(Figure record listings)
START
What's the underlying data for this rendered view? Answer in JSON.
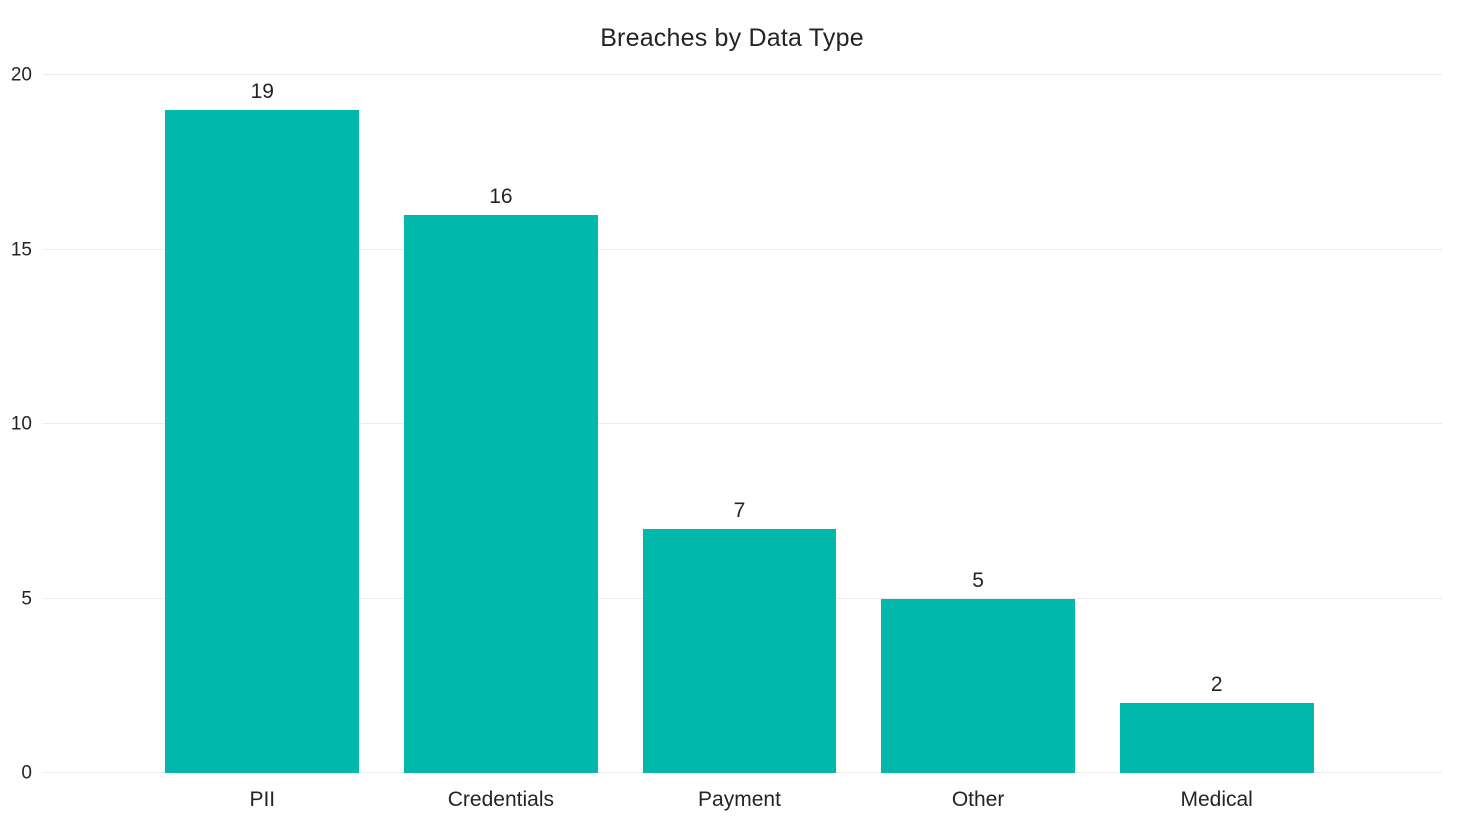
{
  "title": "Breaches by Data Type",
  "colors": {
    "bar": "#01B8AA",
    "text": "#252423",
    "gridline": "#EBEBEB",
    "background": "#FFFFFF"
  },
  "chart_data": {
    "type": "bar",
    "title": "Breaches by Data Type",
    "categories": [
      "PII",
      "Credentials",
      "Payment",
      "Other",
      "Medical"
    ],
    "values": [
      19,
      16,
      7,
      5,
      2
    ],
    "data_labels": [
      "19",
      "16",
      "7",
      "5",
      "2"
    ],
    "xlabel": "",
    "ylabel": "",
    "ylim": [
      0,
      20
    ],
    "yticks": [
      0,
      5,
      10,
      15,
      20
    ],
    "grid": "horizontal",
    "legend": "none",
    "bar_color": "#01B8AA"
  }
}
END
EXERCISE REQUIREMENTS: Print all of the records shown above exactly, leaving out each picture.

SOLUTION:
What's the underlying data for this rendered view? Answer in JSON.
{
  "title": "Breaches by Data Type",
  "colors": {
    "bar": "#01B8AA",
    "text": "#252423",
    "gridline": "#EBEBEB",
    "background": "#FFFFFF"
  },
  "chart_data": {
    "type": "bar",
    "title": "Breaches by Data Type",
    "categories": [
      "PII",
      "Credentials",
      "Payment",
      "Other",
      "Medical"
    ],
    "values": [
      19,
      16,
      7,
      5,
      2
    ],
    "data_labels": [
      "19",
      "16",
      "7",
      "5",
      "2"
    ],
    "xlabel": "",
    "ylabel": "",
    "ylim": [
      0,
      20
    ],
    "yticks": [
      0,
      5,
      10,
      15,
      20
    ],
    "grid": "horizontal",
    "legend": "none",
    "bar_color": "#01B8AA"
  }
}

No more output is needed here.